▸ TASK GOAL: Repeat every record exactly, but keep images out of the copy.

Entries with figure data:
★ ★ ★

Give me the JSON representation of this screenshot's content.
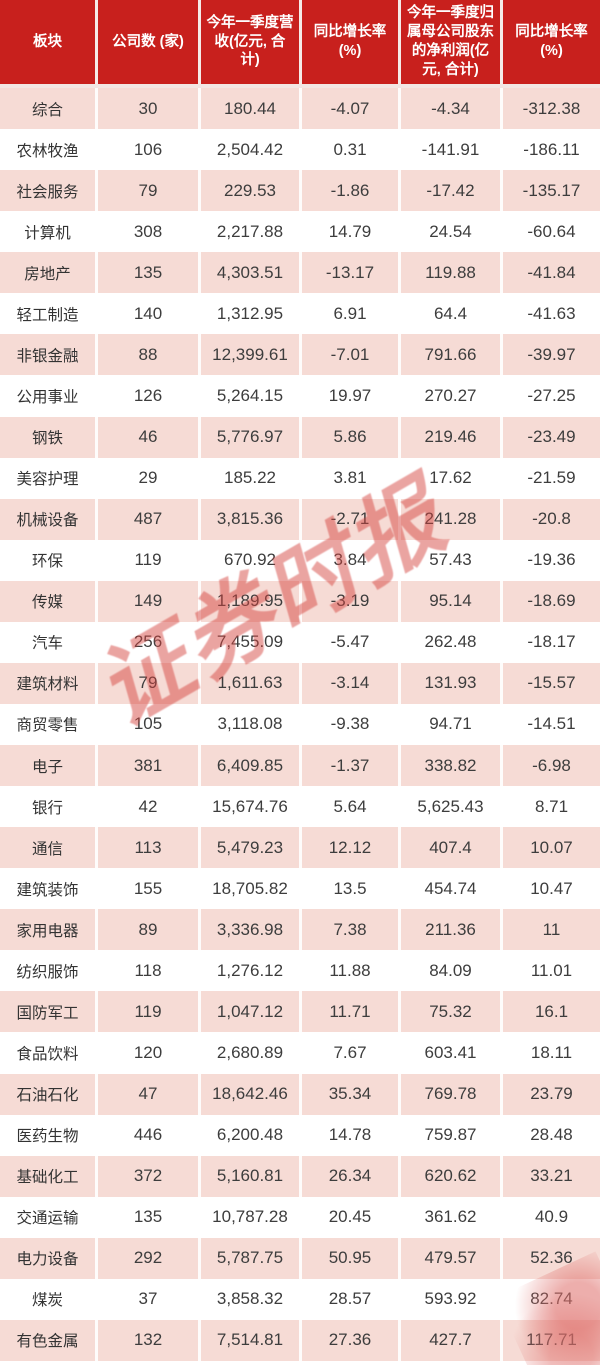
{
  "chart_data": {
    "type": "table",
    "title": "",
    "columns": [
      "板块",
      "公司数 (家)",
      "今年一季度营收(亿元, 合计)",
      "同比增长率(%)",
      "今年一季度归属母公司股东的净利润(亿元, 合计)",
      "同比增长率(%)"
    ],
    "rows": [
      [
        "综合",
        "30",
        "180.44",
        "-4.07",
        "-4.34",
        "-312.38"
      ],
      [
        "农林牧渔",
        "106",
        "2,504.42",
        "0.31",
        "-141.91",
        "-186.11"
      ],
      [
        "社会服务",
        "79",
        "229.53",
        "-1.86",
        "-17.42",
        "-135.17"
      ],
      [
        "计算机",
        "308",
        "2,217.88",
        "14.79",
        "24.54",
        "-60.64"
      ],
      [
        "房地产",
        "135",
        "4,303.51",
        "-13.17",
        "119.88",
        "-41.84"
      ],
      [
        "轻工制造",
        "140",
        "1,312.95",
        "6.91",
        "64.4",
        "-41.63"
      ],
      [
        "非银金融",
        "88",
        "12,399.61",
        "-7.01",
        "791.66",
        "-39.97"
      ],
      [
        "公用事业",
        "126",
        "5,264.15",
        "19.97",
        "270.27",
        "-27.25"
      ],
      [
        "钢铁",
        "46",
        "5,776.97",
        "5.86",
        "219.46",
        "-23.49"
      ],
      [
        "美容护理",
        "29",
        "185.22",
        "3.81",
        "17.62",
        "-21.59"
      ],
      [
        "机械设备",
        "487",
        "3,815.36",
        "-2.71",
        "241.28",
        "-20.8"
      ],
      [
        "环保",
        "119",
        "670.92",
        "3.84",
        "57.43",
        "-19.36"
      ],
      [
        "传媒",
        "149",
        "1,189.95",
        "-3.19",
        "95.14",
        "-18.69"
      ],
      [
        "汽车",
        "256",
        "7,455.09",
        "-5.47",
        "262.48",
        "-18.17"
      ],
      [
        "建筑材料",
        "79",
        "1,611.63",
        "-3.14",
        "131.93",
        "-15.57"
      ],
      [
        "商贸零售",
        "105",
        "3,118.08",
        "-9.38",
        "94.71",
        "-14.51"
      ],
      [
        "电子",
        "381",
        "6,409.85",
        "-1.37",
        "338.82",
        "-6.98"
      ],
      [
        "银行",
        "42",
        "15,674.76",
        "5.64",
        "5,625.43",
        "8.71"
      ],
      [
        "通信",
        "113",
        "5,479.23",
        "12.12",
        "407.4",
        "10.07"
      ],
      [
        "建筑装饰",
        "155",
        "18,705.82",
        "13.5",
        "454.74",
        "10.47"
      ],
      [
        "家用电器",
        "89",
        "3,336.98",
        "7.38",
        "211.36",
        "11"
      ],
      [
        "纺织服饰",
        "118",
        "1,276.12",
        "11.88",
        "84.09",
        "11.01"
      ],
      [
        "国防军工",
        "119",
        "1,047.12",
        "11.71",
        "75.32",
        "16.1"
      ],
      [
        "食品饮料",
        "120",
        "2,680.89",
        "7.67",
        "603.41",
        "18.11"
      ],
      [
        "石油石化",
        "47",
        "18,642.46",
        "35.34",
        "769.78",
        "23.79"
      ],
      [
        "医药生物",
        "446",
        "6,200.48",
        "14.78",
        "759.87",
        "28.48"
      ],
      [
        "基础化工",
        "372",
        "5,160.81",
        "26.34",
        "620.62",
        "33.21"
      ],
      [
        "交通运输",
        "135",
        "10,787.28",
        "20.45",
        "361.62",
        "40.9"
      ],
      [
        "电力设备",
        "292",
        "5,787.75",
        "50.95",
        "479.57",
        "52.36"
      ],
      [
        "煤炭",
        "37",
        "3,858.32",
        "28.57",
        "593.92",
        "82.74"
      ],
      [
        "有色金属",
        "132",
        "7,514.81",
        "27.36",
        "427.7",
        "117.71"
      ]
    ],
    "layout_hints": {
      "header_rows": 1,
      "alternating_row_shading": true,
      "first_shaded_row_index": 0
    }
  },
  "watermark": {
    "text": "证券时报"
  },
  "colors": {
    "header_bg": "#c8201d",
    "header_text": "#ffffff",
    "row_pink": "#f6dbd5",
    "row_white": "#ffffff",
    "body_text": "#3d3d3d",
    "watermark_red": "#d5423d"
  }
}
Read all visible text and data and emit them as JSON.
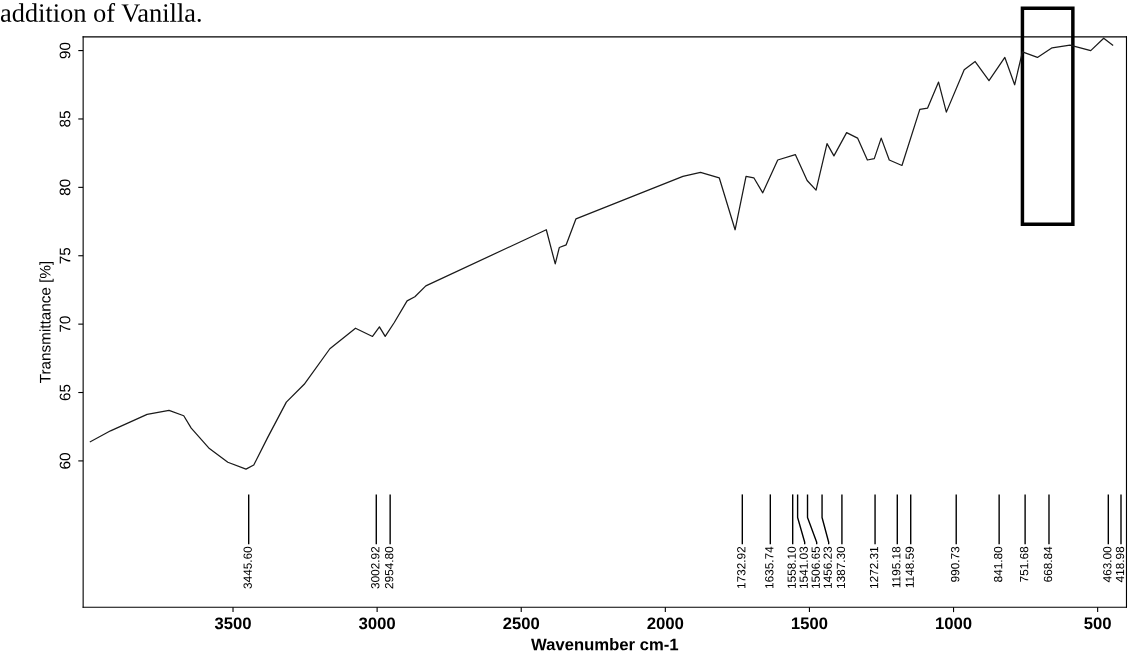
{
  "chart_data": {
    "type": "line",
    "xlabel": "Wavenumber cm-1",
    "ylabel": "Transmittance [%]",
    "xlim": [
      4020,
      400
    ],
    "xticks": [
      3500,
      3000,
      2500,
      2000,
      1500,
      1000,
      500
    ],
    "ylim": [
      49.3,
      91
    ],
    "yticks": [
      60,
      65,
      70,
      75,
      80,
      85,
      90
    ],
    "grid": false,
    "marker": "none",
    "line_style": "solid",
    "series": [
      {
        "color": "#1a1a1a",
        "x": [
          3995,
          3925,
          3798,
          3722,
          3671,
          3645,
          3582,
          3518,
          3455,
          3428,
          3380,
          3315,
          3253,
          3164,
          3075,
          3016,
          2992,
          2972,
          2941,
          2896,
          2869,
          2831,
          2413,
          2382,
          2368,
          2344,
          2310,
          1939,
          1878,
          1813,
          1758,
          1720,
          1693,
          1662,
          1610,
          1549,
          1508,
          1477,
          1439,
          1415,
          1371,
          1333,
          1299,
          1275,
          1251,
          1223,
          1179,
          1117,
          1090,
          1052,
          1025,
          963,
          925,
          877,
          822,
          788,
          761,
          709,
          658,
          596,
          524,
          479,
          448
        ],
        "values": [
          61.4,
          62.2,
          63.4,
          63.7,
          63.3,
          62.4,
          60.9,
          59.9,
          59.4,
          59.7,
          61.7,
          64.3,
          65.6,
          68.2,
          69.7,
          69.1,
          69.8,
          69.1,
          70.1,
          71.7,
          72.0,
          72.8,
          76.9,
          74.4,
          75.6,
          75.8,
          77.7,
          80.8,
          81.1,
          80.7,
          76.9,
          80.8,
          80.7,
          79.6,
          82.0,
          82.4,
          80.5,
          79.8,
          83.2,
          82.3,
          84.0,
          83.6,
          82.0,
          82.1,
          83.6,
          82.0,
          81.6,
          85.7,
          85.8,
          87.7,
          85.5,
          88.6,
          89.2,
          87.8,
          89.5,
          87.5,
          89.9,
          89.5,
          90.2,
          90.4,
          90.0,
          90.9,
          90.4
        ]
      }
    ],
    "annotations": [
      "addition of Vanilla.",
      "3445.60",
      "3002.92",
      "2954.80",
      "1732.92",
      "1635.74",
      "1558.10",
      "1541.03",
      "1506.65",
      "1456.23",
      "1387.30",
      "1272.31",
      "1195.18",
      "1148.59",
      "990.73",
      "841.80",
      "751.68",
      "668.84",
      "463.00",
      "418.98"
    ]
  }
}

★ ★ ★

▸ WRITTEN SOLUTION:
Give me the JSON representation of this screenshot's content.
{
  "chart_data": {
    "type": "table",
    "title": "",
    "columns": [
      "板块",
      "公司数 (家)",
      "今年一季度营收(亿元, 合计)",
      "同比增长率(%)",
      "今年一季度归属母公司股东的净利润(亿元, 合计)",
      "同比增长率(%)"
    ],
    "rows": [
      [
        "综合",
        "30",
        "180.44",
        "-4.07",
        "-4.34",
        "-312.38"
      ],
      [
        "农林牧渔",
        "106",
        "2,504.42",
        "0.31",
        "-141.91",
        "-186.11"
      ],
      [
        "社会服务",
        "79",
        "229.53",
        "-1.86",
        "-17.42",
        "-135.17"
      ],
      [
        "计算机",
        "308",
        "2,217.88",
        "14.79",
        "24.54",
        "-60.64"
      ],
      [
        "房地产",
        "135",
        "4,303.51",
        "-13.17",
        "119.88",
        "-41.84"
      ],
      [
        "轻工制造",
        "140",
        "1,312.95",
        "6.91",
        "64.4",
        "-41.63"
      ],
      [
        "非银金融",
        "88",
        "12,399.61",
        "-7.01",
        "791.66",
        "-39.97"
      ],
      [
        "公用事业",
        "126",
        "5,264.15",
        "19.97",
        "270.27",
        "-27.25"
      ],
      [
        "钢铁",
        "46",
        "5,776.97",
        "5.86",
        "219.46",
        "-23.49"
      ],
      [
        "美容护理",
        "29",
        "185.22",
        "3.81",
        "17.62",
        "-21.59"
      ],
      [
        "机械设备",
        "487",
        "3,815.36",
        "-2.71",
        "241.28",
        "-20.8"
      ],
      [
        "环保",
        "119",
        "670.92",
        "3.84",
        "57.43",
        "-19.36"
      ],
      [
        "传媒",
        "149",
        "1,189.95",
        "-3.19",
        "95.14",
        "-18.69"
      ],
      [
        "汽车",
        "256",
        "7,455.09",
        "-5.47",
        "262.48",
        "-18.17"
      ],
      [
        "建筑材料",
        "79",
        "1,611.63",
        "-3.14",
        "131.93",
        "-15.57"
      ],
      [
        "商贸零售",
        "105",
        "3,118.08",
        "-9.38",
        "94.71",
        "-14.51"
      ],
      [
        "电子",
        "381",
        "6,409.85",
        "-1.37",
        "338.82",
        "-6.98"
      ],
      [
        "银行",
        "42",
        "15,674.76",
        "5.64",
        "5,625.43",
        "8.71"
      ],
      [
        "通信",
        "113",
        "5,479.23",
        "12.12",
        "407.4",
        "10.07"
      ],
      [
        "建筑装饰",
        "155",
        "18,705.82",
        "13.5",
        "454.74",
        "10.47"
      ],
      [
        "家用电器",
        "89",
        "3,336.98",
        "7.38",
        "211.36",
        "11"
      ],
      [
        "纺织服饰",
        "118",
        "1,276.12",
        "11.88",
        "84.09",
        "11.01"
      ],
      [
        "国防军工",
        "119",
        "1,047.12",
        "11.71",
        "75.32",
        "16.1"
      ],
      [
        "食品饮料",
        "120",
        "2,680.89",
        "7.67",
        "603.41",
        "18.11"
      ],
      [
        "石油石化",
        "47",
        "18,642.46",
        "35.34",
        "769.78",
        "23.79"
      ],
      [
        "医药生物",
        "446",
        "6,200.48",
        "14.78",
        "759.87",
        "28.48"
      ],
      [
        "基础化工",
        "372",
        "5,160.81",
        "26.34",
        "620.62",
        "33.21"
      ],
      [
        "交通运输",
        "135",
        "10,787.28",
        "20.45",
        "361.62",
        "40.9"
      ],
      [
        "电力设备",
        "292",
        "5,787.75",
        "50.95",
        "479.57",
        "52.36"
      ],
      [
        "煤炭",
        "37",
        "3,858.32",
        "28.57",
        "593.92",
        "82.74"
      ],
      [
        "有色金属",
        "132",
        "7,514.81",
        "27.36",
        "427.7",
        "117.71"
      ]
    ],
    "layout_hints": {
      "header_rows": 1,
      "alternating_row_shading": true,
      "first_shaded_row_index": 0
    }
  },
  "watermark": {
    "text": "证券时报"
  },
  "colors": {
    "header_bg": "#c8201d",
    "header_text": "#ffffff",
    "row_pink": "#f6dbd5",
    "row_white": "#ffffff",
    "body_text": "#3d3d3d",
    "watermark_red": "#d5423d"
  }
}
Read all visible text and data and emit them as JSON.
{
  "chart_data": {
    "type": "line",
    "xlabel": "Wavenumber cm-1",
    "ylabel": "Transmittance [%]",
    "xlim": [
      4020,
      400
    ],
    "xticks": [
      3500,
      3000,
      2500,
      2000,
      1500,
      1000,
      500
    ],
    "ylim": [
      49.3,
      91
    ],
    "yticks": [
      60,
      65,
      70,
      75,
      80,
      85,
      90
    ],
    "grid": false,
    "marker": "none",
    "line_style": "solid",
    "series": [
      {
        "color": "#1a1a1a",
        "x": [
          3995,
          3925,
          3798,
          3722,
          3671,
          3645,
          3582,
          3518,
          3455,
          3428,
          3380,
          3315,
          3253,
          3164,
          3075,
          3016,
          2992,
          2972,
          2941,
          2896,
          2869,
          2831,
          2413,
          2382,
          2368,
          2344,
          2310,
          1939,
          1878,
          1813,
          1758,
          1720,
          1693,
          1662,
          1610,
          1549,
          1508,
          1477,
          1439,
          1415,
          1371,
          1333,
          1299,
          1275,
          1251,
          1223,
          1179,
          1117,
          1090,
          1052,
          1025,
          963,
          925,
          877,
          822,
          788,
          761,
          709,
          658,
          596,
          524,
          479,
          448
        ],
        "values": [
          61.4,
          62.2,
          63.4,
          63.7,
          63.3,
          62.4,
          60.9,
          59.9,
          59.4,
          59.7,
          61.7,
          64.3,
          65.6,
          68.2,
          69.7,
          69.1,
          69.8,
          69.1,
          70.1,
          71.7,
          72.0,
          72.8,
          76.9,
          74.4,
          75.6,
          75.8,
          77.7,
          80.8,
          81.1,
          80.7,
          76.9,
          80.8,
          80.7,
          79.6,
          82.0,
          82.4,
          80.5,
          79.8,
          83.2,
          82.3,
          84.0,
          83.6,
          82.0,
          82.1,
          83.6,
          82.0,
          81.6,
          85.7,
          85.8,
          87.7,
          85.5,
          88.6,
          89.2,
          87.8,
          89.5,
          87.5,
          89.9,
          89.5,
          90.2,
          90.4,
          90.0,
          90.9,
          90.4
        ]
      }
    ],
    "annotations": [
      "addition of Vanilla.",
      "3445.60",
      "3002.92",
      "2954.80",
      "1732.92",
      "1635.74",
      "1558.10",
      "1541.03",
      "1506.65",
      "1456.23",
      "1387.30",
      "1272.31",
      "1195.18",
      "1148.59",
      "990.73",
      "841.80",
      "751.68",
      "668.84",
      "463.00",
      "418.98"
    ]
  }
}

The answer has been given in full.